──────── Records shown

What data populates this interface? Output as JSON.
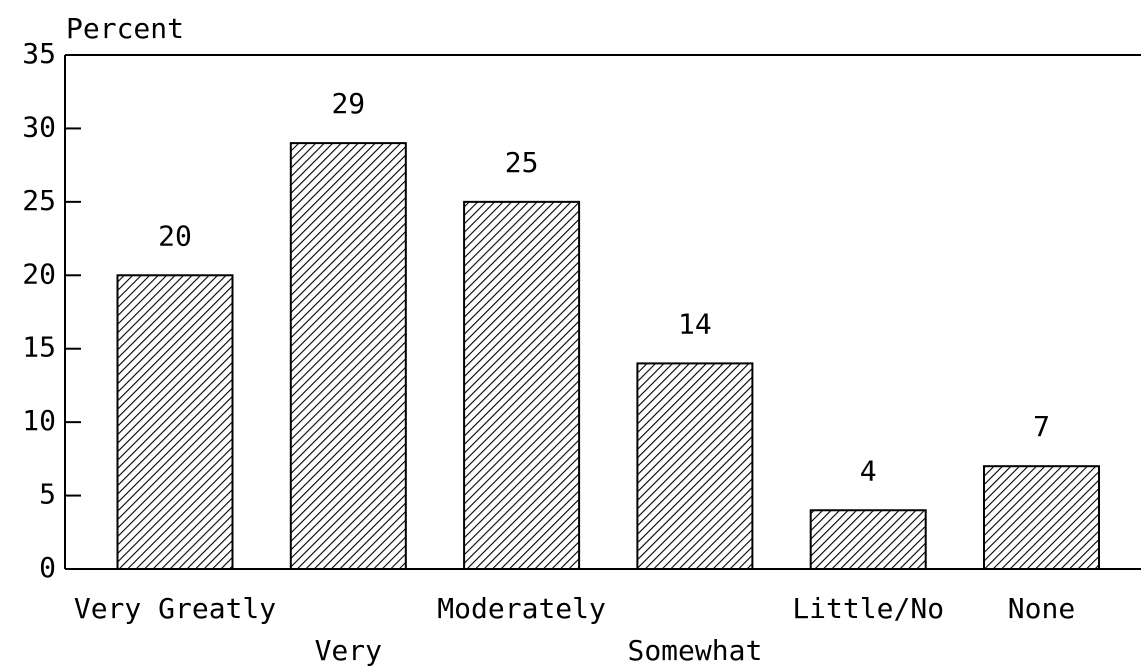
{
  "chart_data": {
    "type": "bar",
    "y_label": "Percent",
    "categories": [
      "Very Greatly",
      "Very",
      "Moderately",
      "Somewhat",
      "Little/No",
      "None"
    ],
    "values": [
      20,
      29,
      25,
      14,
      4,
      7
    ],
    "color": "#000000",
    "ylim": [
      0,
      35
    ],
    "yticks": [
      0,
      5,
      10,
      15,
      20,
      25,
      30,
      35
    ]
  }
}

────────────────
──────── Records shown

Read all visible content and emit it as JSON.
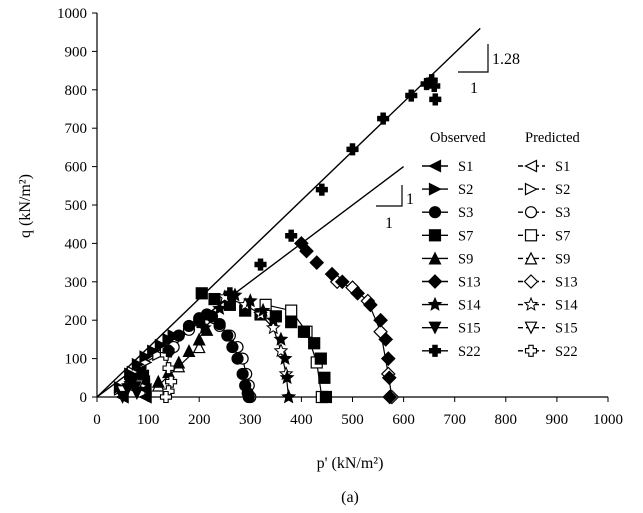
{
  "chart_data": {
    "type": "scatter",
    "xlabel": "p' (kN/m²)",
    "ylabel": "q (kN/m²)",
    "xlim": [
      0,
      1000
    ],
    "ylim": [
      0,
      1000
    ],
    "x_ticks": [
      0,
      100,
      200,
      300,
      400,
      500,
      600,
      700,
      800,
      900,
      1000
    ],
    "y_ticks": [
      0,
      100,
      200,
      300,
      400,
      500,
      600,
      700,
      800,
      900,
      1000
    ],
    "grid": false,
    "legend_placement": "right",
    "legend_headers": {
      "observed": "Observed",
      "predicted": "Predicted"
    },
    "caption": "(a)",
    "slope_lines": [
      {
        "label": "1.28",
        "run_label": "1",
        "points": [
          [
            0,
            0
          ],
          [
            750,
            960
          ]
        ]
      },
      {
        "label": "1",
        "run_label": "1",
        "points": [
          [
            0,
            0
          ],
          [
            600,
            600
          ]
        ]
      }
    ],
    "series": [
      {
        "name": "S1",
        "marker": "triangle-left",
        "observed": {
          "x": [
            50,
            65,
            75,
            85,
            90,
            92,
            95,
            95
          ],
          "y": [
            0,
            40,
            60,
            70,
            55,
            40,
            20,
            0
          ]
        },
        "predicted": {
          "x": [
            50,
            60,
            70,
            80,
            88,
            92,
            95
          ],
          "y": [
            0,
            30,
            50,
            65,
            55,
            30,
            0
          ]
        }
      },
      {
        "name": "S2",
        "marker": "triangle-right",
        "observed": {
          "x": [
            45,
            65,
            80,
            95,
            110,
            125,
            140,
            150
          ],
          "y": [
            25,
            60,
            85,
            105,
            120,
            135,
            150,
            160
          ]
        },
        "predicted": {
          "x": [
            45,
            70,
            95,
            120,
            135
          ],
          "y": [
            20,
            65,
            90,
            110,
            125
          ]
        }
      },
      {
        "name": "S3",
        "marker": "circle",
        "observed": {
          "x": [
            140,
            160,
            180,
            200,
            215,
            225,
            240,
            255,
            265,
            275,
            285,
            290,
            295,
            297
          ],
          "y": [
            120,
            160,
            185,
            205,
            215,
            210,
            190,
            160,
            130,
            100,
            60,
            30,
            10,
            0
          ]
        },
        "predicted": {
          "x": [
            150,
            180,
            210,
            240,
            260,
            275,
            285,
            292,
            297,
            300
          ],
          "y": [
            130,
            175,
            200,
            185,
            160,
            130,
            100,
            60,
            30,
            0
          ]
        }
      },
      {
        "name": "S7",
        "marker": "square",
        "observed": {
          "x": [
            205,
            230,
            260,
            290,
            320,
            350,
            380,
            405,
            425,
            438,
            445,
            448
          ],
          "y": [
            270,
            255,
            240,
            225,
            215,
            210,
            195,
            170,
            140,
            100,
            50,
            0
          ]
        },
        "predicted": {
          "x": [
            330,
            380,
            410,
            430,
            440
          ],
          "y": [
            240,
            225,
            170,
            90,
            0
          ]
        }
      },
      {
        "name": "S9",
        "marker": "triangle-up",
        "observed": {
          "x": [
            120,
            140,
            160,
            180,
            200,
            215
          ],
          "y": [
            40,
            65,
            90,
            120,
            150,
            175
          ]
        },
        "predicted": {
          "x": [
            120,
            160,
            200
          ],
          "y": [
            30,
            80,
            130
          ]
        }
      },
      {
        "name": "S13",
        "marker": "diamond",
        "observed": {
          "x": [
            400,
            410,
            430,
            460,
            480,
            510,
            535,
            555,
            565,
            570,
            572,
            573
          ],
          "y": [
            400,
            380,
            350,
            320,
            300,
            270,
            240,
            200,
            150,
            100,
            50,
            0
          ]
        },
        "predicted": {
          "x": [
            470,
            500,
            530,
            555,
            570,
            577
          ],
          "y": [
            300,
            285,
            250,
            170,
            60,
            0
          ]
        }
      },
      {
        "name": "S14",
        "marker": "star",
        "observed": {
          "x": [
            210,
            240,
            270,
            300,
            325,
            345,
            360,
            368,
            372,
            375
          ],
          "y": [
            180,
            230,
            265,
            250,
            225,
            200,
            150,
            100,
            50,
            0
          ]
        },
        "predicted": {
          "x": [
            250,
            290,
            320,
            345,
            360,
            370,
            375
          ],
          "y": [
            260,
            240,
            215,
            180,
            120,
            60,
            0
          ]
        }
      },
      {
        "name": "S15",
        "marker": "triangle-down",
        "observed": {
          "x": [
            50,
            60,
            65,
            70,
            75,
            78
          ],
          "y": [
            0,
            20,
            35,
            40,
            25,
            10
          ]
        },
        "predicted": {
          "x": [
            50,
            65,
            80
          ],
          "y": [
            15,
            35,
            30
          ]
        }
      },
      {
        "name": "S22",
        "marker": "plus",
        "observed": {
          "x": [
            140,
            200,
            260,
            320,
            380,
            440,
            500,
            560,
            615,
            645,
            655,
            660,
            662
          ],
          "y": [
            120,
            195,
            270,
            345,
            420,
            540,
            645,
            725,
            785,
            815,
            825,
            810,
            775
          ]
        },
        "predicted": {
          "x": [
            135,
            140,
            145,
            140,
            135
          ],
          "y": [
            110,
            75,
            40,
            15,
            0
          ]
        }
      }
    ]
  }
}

────────────────

Scan the listing above. Collect all lines with the word "name".

        "name": "S1",
        "name": "S2",
        "name": "S3",
        "name": "S7",
        "name": "S9",
        "name": "S13",
        "name": "S14",
        "name": "S15",
        "name": "S22",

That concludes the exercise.